Work required: All of the data below should be written out exactly.

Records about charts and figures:
- - - -
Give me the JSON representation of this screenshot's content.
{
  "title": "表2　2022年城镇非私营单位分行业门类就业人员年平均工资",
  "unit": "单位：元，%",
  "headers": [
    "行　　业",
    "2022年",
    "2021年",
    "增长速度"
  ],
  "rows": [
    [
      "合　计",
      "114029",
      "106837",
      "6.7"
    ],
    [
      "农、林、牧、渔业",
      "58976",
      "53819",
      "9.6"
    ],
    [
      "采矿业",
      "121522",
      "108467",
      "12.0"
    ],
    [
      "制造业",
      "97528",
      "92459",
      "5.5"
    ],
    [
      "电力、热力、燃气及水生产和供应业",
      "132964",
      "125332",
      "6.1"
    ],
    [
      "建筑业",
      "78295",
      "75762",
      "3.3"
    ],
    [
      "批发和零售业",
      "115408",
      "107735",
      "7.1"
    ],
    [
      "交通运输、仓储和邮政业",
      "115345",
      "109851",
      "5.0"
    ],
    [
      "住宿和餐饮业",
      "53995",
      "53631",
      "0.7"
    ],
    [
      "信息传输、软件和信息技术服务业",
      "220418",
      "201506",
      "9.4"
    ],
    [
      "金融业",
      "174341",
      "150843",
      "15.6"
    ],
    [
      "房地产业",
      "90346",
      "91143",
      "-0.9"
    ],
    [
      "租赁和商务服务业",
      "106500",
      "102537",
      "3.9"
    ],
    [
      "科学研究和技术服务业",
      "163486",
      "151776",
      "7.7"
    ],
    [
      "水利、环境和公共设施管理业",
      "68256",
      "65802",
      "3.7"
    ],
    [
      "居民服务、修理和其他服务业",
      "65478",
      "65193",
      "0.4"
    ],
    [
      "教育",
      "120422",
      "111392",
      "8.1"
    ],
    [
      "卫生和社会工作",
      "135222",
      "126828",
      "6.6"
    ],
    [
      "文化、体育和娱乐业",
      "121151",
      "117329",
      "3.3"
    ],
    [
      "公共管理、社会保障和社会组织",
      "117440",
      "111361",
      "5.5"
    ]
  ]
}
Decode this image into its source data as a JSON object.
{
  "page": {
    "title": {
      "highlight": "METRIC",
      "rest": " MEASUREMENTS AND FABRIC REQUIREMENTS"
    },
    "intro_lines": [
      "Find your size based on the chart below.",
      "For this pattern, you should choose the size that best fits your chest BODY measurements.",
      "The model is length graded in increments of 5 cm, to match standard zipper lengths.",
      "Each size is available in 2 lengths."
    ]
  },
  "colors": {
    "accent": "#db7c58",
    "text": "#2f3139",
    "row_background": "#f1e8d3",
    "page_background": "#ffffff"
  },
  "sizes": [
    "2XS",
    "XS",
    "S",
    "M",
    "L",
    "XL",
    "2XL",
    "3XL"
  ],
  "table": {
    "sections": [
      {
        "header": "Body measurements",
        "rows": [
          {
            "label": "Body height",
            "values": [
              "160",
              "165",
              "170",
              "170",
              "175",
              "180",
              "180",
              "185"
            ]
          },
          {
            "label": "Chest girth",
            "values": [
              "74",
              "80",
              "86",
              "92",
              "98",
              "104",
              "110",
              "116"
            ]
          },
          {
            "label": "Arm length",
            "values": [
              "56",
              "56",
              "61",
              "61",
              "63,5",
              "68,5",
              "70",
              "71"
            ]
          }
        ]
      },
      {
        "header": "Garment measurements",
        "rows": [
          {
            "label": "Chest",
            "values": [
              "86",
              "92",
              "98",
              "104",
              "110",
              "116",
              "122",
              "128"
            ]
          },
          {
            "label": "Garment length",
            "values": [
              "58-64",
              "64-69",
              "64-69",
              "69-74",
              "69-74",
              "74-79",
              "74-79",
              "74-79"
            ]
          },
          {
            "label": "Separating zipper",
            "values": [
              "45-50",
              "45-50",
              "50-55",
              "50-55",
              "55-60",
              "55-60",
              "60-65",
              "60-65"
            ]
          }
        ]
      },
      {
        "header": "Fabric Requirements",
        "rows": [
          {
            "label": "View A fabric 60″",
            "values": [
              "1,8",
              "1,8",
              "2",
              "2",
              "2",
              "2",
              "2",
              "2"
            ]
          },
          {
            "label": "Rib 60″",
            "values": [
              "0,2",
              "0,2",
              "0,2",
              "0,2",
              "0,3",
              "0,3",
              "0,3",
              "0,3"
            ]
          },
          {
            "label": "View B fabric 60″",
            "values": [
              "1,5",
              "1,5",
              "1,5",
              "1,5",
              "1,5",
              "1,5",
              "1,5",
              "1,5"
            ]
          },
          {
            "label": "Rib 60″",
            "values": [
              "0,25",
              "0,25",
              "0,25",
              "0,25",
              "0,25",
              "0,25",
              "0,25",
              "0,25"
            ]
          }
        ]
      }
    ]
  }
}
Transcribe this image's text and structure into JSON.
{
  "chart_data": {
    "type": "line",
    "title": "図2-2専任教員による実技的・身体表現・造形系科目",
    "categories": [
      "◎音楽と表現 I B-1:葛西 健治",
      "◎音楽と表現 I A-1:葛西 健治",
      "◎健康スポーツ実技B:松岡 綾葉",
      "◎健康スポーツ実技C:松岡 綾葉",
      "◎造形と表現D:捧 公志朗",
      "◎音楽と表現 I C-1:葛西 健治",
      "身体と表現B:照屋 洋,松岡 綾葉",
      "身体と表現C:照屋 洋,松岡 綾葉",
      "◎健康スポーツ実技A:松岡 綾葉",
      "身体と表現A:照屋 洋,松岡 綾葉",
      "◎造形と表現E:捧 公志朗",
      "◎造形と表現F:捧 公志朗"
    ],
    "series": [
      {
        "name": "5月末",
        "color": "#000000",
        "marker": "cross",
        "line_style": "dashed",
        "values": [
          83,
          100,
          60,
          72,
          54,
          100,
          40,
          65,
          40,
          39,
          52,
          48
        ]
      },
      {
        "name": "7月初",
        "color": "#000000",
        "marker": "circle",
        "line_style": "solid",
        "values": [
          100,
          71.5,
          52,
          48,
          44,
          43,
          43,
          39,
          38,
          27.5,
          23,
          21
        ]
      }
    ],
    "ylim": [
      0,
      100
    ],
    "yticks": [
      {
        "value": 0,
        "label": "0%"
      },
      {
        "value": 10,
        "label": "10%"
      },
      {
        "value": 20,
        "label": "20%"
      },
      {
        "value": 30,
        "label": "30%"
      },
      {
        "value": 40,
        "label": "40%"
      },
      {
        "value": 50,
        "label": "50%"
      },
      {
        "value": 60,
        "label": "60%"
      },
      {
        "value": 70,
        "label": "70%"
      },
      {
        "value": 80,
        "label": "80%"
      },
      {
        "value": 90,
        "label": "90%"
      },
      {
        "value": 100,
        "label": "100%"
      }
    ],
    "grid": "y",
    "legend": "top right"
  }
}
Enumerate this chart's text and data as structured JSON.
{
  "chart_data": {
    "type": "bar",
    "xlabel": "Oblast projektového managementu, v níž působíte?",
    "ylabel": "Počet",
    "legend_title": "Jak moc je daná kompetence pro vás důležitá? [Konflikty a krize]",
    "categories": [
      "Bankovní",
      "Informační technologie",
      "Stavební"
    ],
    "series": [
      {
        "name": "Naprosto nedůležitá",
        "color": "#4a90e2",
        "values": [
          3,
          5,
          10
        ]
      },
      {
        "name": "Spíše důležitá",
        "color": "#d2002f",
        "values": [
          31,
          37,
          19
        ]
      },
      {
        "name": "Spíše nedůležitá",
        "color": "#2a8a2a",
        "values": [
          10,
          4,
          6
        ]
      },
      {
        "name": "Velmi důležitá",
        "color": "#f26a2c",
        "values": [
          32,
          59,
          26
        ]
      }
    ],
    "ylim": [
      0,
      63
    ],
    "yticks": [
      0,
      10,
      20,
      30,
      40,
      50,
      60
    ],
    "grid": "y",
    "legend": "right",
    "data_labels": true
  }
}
- - - -
Task result:
Give me the JSON representation of this screenshot's content.
{
  "title": "表2　2022年城镇非私营单位分行业门类就业人员年平均工资",
  "unit": "单位：元，%",
  "headers": [
    "行　　业",
    "2022年",
    "2021年",
    "增长速度"
  ],
  "rows": [
    [
      "合　计",
      "114029",
      "106837",
      "6.7"
    ],
    [
      "农、林、牧、渔业",
      "58976",
      "53819",
      "9.6"
    ],
    [
      "采矿业",
      "121522",
      "108467",
      "12.0"
    ],
    [
      "制造业",
      "97528",
      "92459",
      "5.5"
    ],
    [
      "电力、热力、燃气及水生产和供应业",
      "132964",
      "125332",
      "6.1"
    ],
    [
      "建筑业",
      "78295",
      "75762",
      "3.3"
    ],
    [
      "批发和零售业",
      "115408",
      "107735",
      "7.1"
    ],
    [
      "交通运输、仓储和邮政业",
      "115345",
      "109851",
      "5.0"
    ],
    [
      "住宿和餐饮业",
      "53995",
      "53631",
      "0.7"
    ],
    [
      "信息传输、软件和信息技术服务业",
      "220418",
      "201506",
      "9.4"
    ],
    [
      "金融业",
      "174341",
      "150843",
      "15.6"
    ],
    [
      "房地产业",
      "90346",
      "91143",
      "-0.9"
    ],
    [
      "租赁和商务服务业",
      "106500",
      "102537",
      "3.9"
    ],
    [
      "科学研究和技术服务业",
      "163486",
      "151776",
      "7.7"
    ],
    [
      "水利、环境和公共设施管理业",
      "68256",
      "65802",
      "3.7"
    ],
    [
      "居民服务、修理和其他服务业",
      "65478",
      "65193",
      "0.4"
    ],
    [
      "教育",
      "120422",
      "111392",
      "8.1"
    ],
    [
      "卫生和社会工作",
      "135222",
      "126828",
      "6.6"
    ],
    [
      "文化、体育和娱乐业",
      "121151",
      "117329",
      "3.3"
    ],
    [
      "公共管理、社会保障和社会组织",
      "117440",
      "111361",
      "5.5"
    ]
  ]
}
Decode this image into its source data as a JSON object.
{
  "page": {
    "title": {
      "highlight": "METRIC",
      "rest": " MEASUREMENTS AND FABRIC REQUIREMENTS"
    },
    "intro_lines": [
      "Find your size based on the chart below.",
      "For this pattern, you should choose the size that best fits your chest BODY measurements.",
      "The model is length graded in increments of 5 cm, to match standard zipper lengths.",
      "Each size is available in 2 lengths."
    ]
  },
  "colors": {
    "accent": "#db7c58",
    "text": "#2f3139",
    "row_background": "#f1e8d3",
    "page_background": "#ffffff"
  },
  "sizes": [
    "2XS",
    "XS",
    "S",
    "M",
    "L",
    "XL",
    "2XL",
    "3XL"
  ],
  "table": {
    "sections": [
      {
        "header": "Body measurements",
        "rows": [
          {
            "label": "Body height",
            "values": [
              "160",
              "165",
              "170",
              "170",
              "175",
              "180",
              "180",
              "185"
            ]
          },
          {
            "label": "Chest girth",
            "values": [
              "74",
              "80",
              "86",
              "92",
              "98",
              "104",
              "110",
              "116"
            ]
          },
          {
            "label": "Arm length",
            "values": [
              "56",
              "56",
              "61",
              "61",
              "63,5",
              "68,5",
              "70",
              "71"
            ]
          }
        ]
      },
      {
        "header": "Garment measurements",
        "rows": [
          {
            "label": "Chest",
            "values": [
              "86",
              "92",
              "98",
              "104",
              "110",
              "116",
              "122",
              "128"
            ]
          },
          {
            "label": "Garment length",
            "values": [
              "58-64",
              "64-69",
              "64-69",
              "69-74",
              "69-74",
              "74-79",
              "74-79",
              "74-79"
            ]
          },
          {
            "label": "Separating zipper",
            "values": [
              "45-50",
              "45-50",
              "50-55",
              "50-55",
              "55-60",
              "55-60",
              "60-65",
              "60-65"
            ]
          }
        ]
      },
      {
        "header": "Fabric Requirements",
        "rows": [
          {
            "label": "View A fabric 60″",
            "values": [
              "1,8",
              "1,8",
              "2",
              "2",
              "2",
              "2",
              "2",
              "2"
            ]
          },
          {
            "label": "Rib 60″",
            "values": [
              "0,2",
              "0,2",
              "0,2",
              "0,2",
              "0,3",
              "0,3",
              "0,3",
              "0,3"
            ]
          },
          {
            "label": "View B fabric 60″",
            "values": [
              "1,5",
              "1,5",
              "1,5",
              "1,5",
              "1,5",
              "1,5",
              "1,5",
              "1,5"
            ]
          },
          {
            "label": "Rib 60″",
            "values": [
              "0,25",
              "0,25",
              "0,25",
              "0,25",
              "0,25",
              "0,25",
              "0,25",
              "0,25"
            ]
          }
        ]
      }
    ]
  }
}
Transcribe this image's text and structure into JSON.
{
  "chart_data": {
    "type": "line",
    "title": "図2-2専任教員による実技的・身体表現・造形系科目",
    "categories": [
      "◎音楽と表現 I B-1:葛西 健治",
      "◎音楽と表現 I A-1:葛西 健治",
      "◎健康スポーツ実技B:松岡 綾葉",
      "◎健康スポーツ実技C:松岡 綾葉",
      "◎造形と表現D:捧 公志朗",
      "◎音楽と表現 I C-1:葛西 健治",
      "身体と表現B:照屋 洋,松岡 綾葉",
      "身体と表現C:照屋 洋,松岡 綾葉",
      "◎健康スポーツ実技A:松岡 綾葉",
      "身体と表現A:照屋 洋,松岡 綾葉",
      "◎造形と表現E:捧 公志朗",
      "◎造形と表現F:捧 公志朗"
    ],
    "series": [
      {
        "name": "5月末",
        "color": "#000000",
        "marker": "cross",
        "line_style": "dashed",
        "values": [
          83,
          100,
          60,
          72,
          54,
          100,
          40,
          65,
          40,
          39,
          52,
          48
        ]
      },
      {
        "name": "7月初",
        "color": "#000000",
        "marker": "circle",
        "line_style": "solid",
        "values": [
          100,
          71.5,
          52,
          48,
          44,
          43,
          43,
          39,
          38,
          27.5,
          23,
          21
        ]
      }
    ],
    "ylim": [
      0,
      100
    ],
    "yticks": [
      {
        "value": 0,
        "label": "0%"
      },
      {
        "value": 10,
        "label": "10%"
      },
      {
        "value": 20,
        "label": "20%"
      },
      {
        "value": 30,
        "label": "30%"
      },
      {
        "value": 40,
        "label": "40%"
      },
      {
        "value": 50,
        "label": "50%"
      },
      {
        "value": 60,
        "label": "60%"
      },
      {
        "value": 70,
        "label": "70%"
      },
      {
        "value": 80,
        "label": "80%"
      },
      {
        "value": 90,
        "label": "90%"
      },
      {
        "value": 100,
        "label": "100%"
      }
    ],
    "grid": "y",
    "legend": "top right"
  }
}
Enumerate this chart's text and data as structured JSON.
{
  "chart_data": {
    "type": "bar",
    "xlabel": "Oblast projektového managementu, v níž působíte?",
    "ylabel": "Počet",
    "legend_title": "Jak moc je daná kompetence pro vás důležitá? [Konflikty a krize]",
    "categories": [
      "Bankovní",
      "Informační technologie",
      "Stavební"
    ],
    "series": [
      {
        "name": "Naprosto nedůležitá",
        "color": "#4a90e2",
        "values": [
          3,
          5,
          10
        ]
      },
      {
        "name": "Spíše důležitá",
        "color": "#d2002f",
        "values": [
          31,
          37,
          19
        ]
      },
      {
        "name": "Spíše nedůležitá",
        "color": "#2a8a2a",
        "values": [
          10,
          4,
          6
        ]
      },
      {
        "name": "Velmi důležitá",
        "color": "#f26a2c",
        "values": [
          32,
          59,
          26
        ]
      }
    ],
    "ylim": [
      0,
      63
    ],
    "yticks": [
      0,
      10,
      20,
      30,
      40,
      50,
      60
    ],
    "grid": "y",
    "legend": "right",
    "data_labels": true
  }
}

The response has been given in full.